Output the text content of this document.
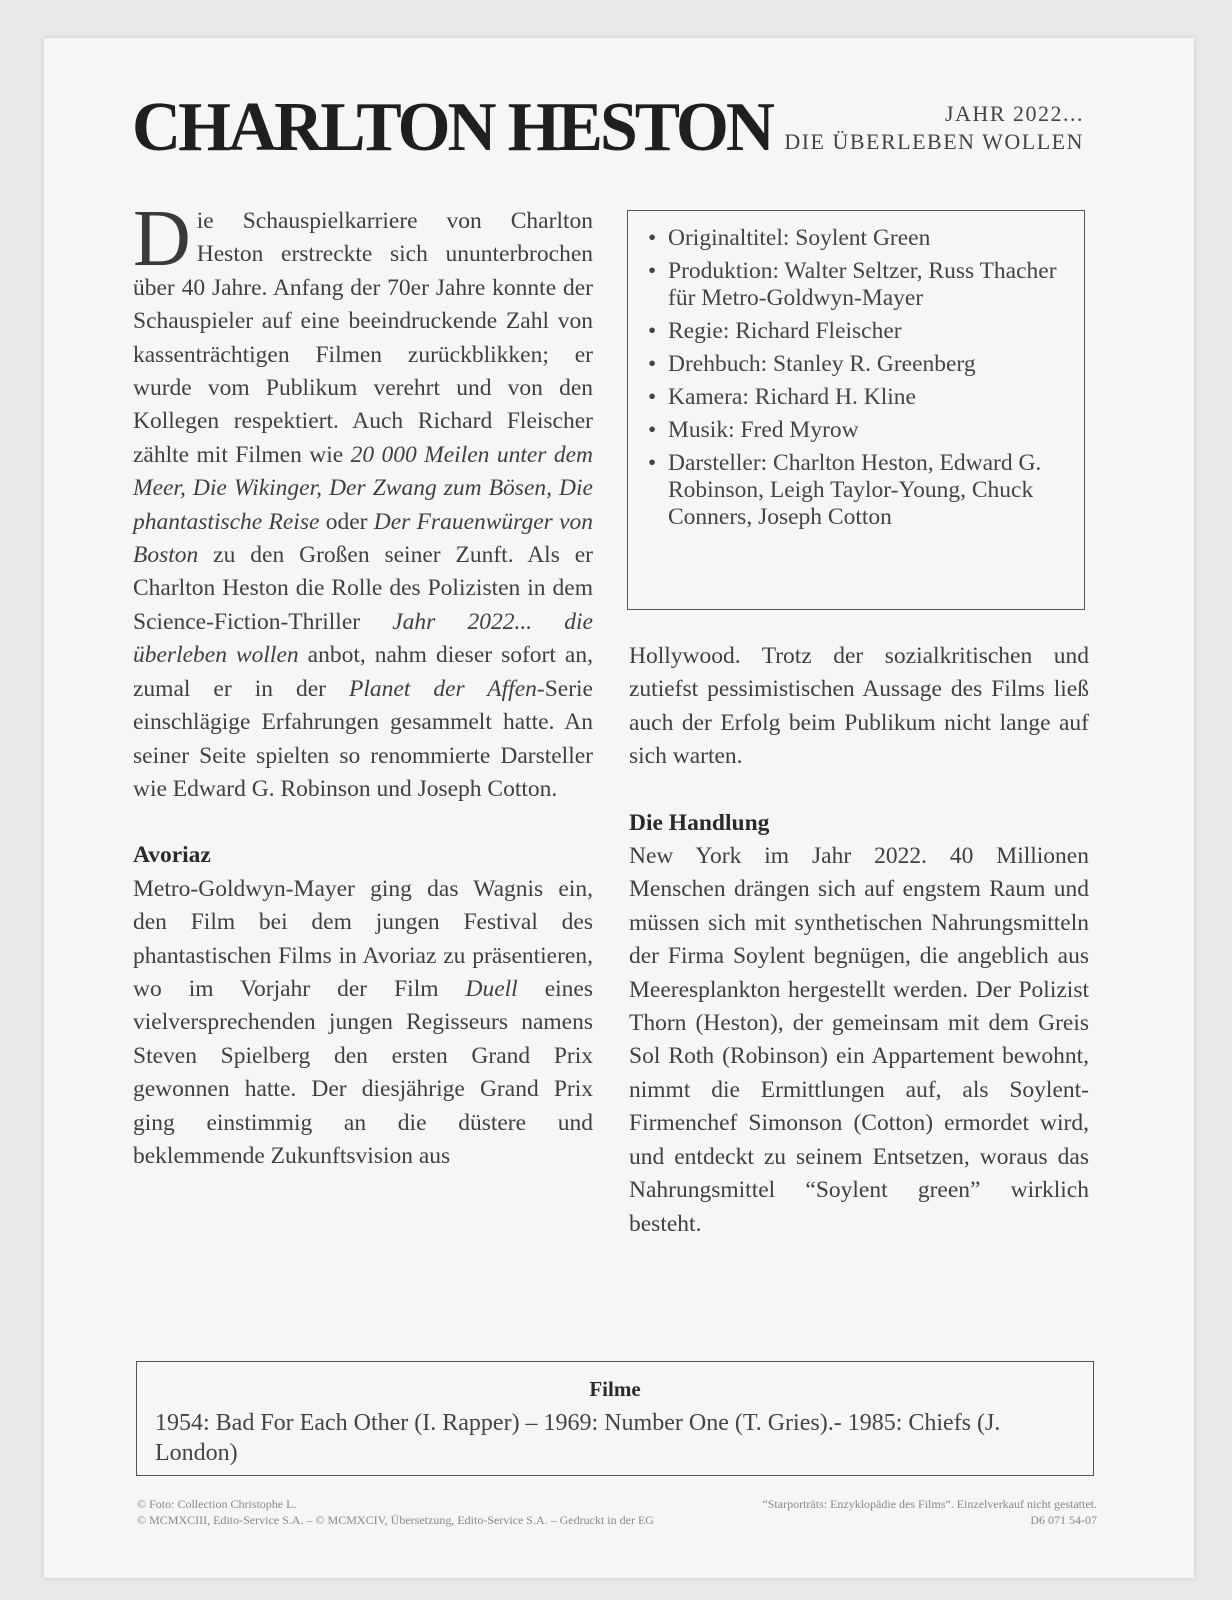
CHARLTON HESTON	JAHR 2022...
DIE ÜBERLEBEN WOLLEN

Die Schauspielkarriere von Charlton Heston erstreckte sich ununterbrochen über 40 Jahre. Anfang der 70er Jahre konnte der Schauspieler auf eine beeindruckende Zahl von kassenträchtigen Filmen zurückblikken; er wurde vom Publikum verehrt und von den Kollegen respektiert. Auch Richard Fleischer zählte mit Filmen wie 20 000 Meilen unter dem Meer, Die Wikinger, Der Zwang zum Bösen, Die phantastische Reise oder Der Frauenwürger von Boston zu den Großen seiner Zunft. Als er Charlton Heston die Rolle des Polizisten in dem Science-Fiction-Thriller Jahr 2022... die überleben wollen anbot, nahm dieser sofort an, zumal er in der Planet der Affen-Serie einschlägige Erfahrungen gesammelt hatte. An seiner Seite spielten so renommierte Darsteller wie Edward G. Robinson und Joseph Cotton.

Avoriaz

Metro-Goldwyn-Mayer ging das Wagnis ein, den Film bei dem jungen Festival des phantastischen Films in Avoriaz zu präsentieren, wo im Vorjahr der Film Duell eines vielversprechenden jungen Regisseurs namens Steven Spielberg den ersten Grand Prix gewonnen hatte. Der diesjährige Grand Prix ging einstimmig an die düstere und beklemmende Zukunftsvision aus

• Originaltitel: Soylent Green
• Produktion: Walter Seltzer, Russ Thacher für Metro-Goldwyn-Mayer
• Regie: Richard Fleischer
• Drehbuch: Stanley R. Greenberg
• Kamera: Richard H. Kline
• Musik: Fred Myrow
• Darsteller: Charlton Heston, Edward G. Robinson, Leigh Taylor-Young, Chuck Conners, Joseph Cotton

Hollywood. Trotz der sozialkritischen und zutiefst pessimistischen Aussage des Films ließ auch der Erfolg beim Publikum nicht lange auf sich warten.

Die Handlung

New York im Jahr 2022. 40 Millionen Menschen drängen sich auf engstem Raum und müssen sich mit synthetischen Nahrungsmitteln der Firma Soylent begnügen, die angeblich aus Meeresplankton hergestellt werden. Der Polizist Thorn (Heston), der gemeinsam mit dem Greis Sol Roth (Robinson) ein Appartement bewohnt, nimmt die Ermittlungen auf, als Soylent-Firmenchef Simonson (Cotton) ermordet wird, und entdeckt zu seinem Entsetzen, woraus das Nahrungsmittel “Soylent green” wirklich besteht.

Filme
1954: Bad For Each Other (I. Rapper) – 1969: Number One (T. Gries).- 1985: Chiefs (J. London)
© Foto: Collection Christophe L.
© MCMXCIII, Edito-Service S.A. – © MCMXCIV, Übersetzung, Edito-Service S.A. – Gedruckt in der EG
“Starporträts: Enzyklopädie des Films”. Einzelverkauf nicht gestattet.
D6 071 54-07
#####
• **REQUIRED WORK**
Print out the lines exactly, skipping any picture.

• **RESPONSE**
Output the text content of this document.
CHARLTON HESTON	JAHR 2022...
DIE ÜBERLEBEN WOLLEN

Die Schauspielkarriere von Charlton Heston erstreckte sich ununterbrochen über 40 Jahre. Anfang der 70er Jahre konnte der Schauspieler auf eine beeindruckende Zahl von kassenträchtigen Filmen zurückblikken; er wurde vom Publikum verehrt und von den Kollegen respektiert. Auch Richard Fleischer zählte mit Filmen wie 20 000 Meilen unter dem Meer, Die Wikinger, Der Zwang zum Bösen, Die phantastische Reise oder Der Frauenwürger von Boston zu den Großen seiner Zunft. Als er Charlton Heston die Rolle des Polizisten in dem Science-Fiction-Thriller Jahr 2022... die überleben wollen anbot, nahm dieser sofort an, zumal er in der Planet der Affen-Serie einschlägige Erfahrungen gesammelt hatte. An seiner Seite spielten so renommierte Darsteller wie Edward G. Robinson und Joseph Cotton.

Avoriaz

Metro-Goldwyn-Mayer ging das Wagnis ein, den Film bei dem jungen Festival des phantastischen Films in Avoriaz zu präsentieren, wo im Vorjahr der Film Duell eines vielversprechenden jungen Regisseurs namens Steven Spielberg den ersten Grand Prix gewonnen hatte. Der diesjährige Grand Prix ging einstimmig an die düstere und beklemmende Zukunftsvision aus

• Originaltitel: Soylent Green
• Produktion: Walter Seltzer, Russ Thacher für Metro-Goldwyn-Mayer
• Regie: Richard Fleischer
• Drehbuch: Stanley R. Greenberg
• Kamera: Richard H. Kline
• Musik: Fred Myrow
• Darsteller: Charlton Heston, Edward G. Robinson, Leigh Taylor-Young, Chuck Conners, Joseph Cotton

Hollywood. Trotz der sozialkritischen und zutiefst pessimistischen Aussage des Films ließ auch der Erfolg beim Publikum nicht lange auf sich warten.

Die Handlung

New York im Jahr 2022. 40 Millionen Menschen drängen sich auf engstem Raum und müssen sich mit synthetischen Nahrungsmitteln der Firma Soylent begnügen, die angeblich aus Meeresplankton hergestellt werden. Der Polizist Thorn (Heston), der gemeinsam mit dem Greis Sol Roth (Robinson) ein Appartement bewohnt, nimmt die Ermittlungen auf, als Soylent-Firmenchef Simonson (Cotton) ermordet wird, und entdeckt zu seinem Entsetzen, woraus das Nahrungsmittel “Soylent green” wirklich besteht.

Filme
1954: Bad For Each Other (I. Rapper) – 1969: Number One (T. Gries).- 1985: Chiefs (J. London)
© Foto: Collection Christophe L.
© MCMXCIII, Edito-Service S.A. – © MCMXCIV, Übersetzung, Edito-Service S.A. – Gedruckt in der EG
“Starporträts: Enzyklopädie des Films”. Einzelverkauf nicht gestattet.
D6 071 54-07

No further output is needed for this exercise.